═══ Passage provided ═══
All of my friends' baby daughters have their ears pierced. Is this a good idea for my 3-year-old?
A. Not necessarily. There isn't a month that goes by in my pediatric practice that I don't see a medical problem from little pierced ears. Here are just a few: Piercing sets up a breeding ground for germs, which can result in infected earlobes. The signs of infection: redness, soreness, swelling, and pus around the pierced area. Skin tends to overheal and grow over the back of the earring -- which a doctor then has to extract -- when it becomes irritated or infected. This is particularly true among children, who heal more quickly than adults. Scar tissue can form and leave a tiny bump in the skin of the earlobe. This is called a keloid, which can be permanent and make it very difficult for your child to wear earrings when she gets older. The post can also jab the sensitive skin behind the earlobe if your child happens to fall on it or knock it while she's playing.
═══ Excerpted data ═══
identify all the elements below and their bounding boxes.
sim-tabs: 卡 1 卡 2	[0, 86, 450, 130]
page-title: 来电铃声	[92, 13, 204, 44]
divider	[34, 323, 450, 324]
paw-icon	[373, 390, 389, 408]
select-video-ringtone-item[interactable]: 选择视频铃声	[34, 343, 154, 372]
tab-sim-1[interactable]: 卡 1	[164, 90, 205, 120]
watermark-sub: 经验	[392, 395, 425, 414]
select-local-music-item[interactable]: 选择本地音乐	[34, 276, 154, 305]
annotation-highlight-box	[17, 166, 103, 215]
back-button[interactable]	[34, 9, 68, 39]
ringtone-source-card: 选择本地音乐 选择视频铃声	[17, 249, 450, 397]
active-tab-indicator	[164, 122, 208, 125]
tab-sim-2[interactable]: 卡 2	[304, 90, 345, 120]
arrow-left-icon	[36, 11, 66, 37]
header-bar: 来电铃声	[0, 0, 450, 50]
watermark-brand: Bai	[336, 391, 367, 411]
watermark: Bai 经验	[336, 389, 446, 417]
═══
> [Your tasks]:
(1) Reproduce verbatim the portion of the ear-piercing passage starting at "A. Not necessarily." and ending at "while she's playing.".
(2) In the ear-piercing passage, what term is used for the scar tissue that can form and leave a tiny bump in the earlobe?
(3) Extend the passage on ear piercing for young children, starting after its final sentence.

> [Responses in order]:
(1)
A. Not necessarily. There isn't a month that goes by in my pediatric practice that I don't see a medical problem from little pierced ears. Here are just a few: Piercing sets up a breeding ground for germs, which can result in infected earlobes. The signs of infection: redness, soreness, swelling, and pus around the pierced area. Skin tends to overheal and grow over the back of the earring -- which a doctor then has to extract -- when it becomes irritated or infected. This is particularly true among children, who heal more quickly than adults. Scar tissue can form and leave a tiny bump in the skin of the earlobe. This is called a keloid, which can be permanent and make it very difficult for your child to wear earrings when she gets older. The post can also jab the sensitive skin behind the earlobe if your child happens to fall on it or knock it while she's playing.

(2) A keloid.

(3)
If you'd like to pierce your daughter's ears for cultural or religious reasons, clean her earlobes and earrings daily with a cotton swab dipped in an antiseptic solution that contains peroxide. For the first six weeks, do this while they're in your child's ear. After that, also soak the earrings in alcohol overnight, once a week.
Otherwise, it's usually best to put off piercing until your child's at least 10 years old, when she can care for her own earlobes responsibly.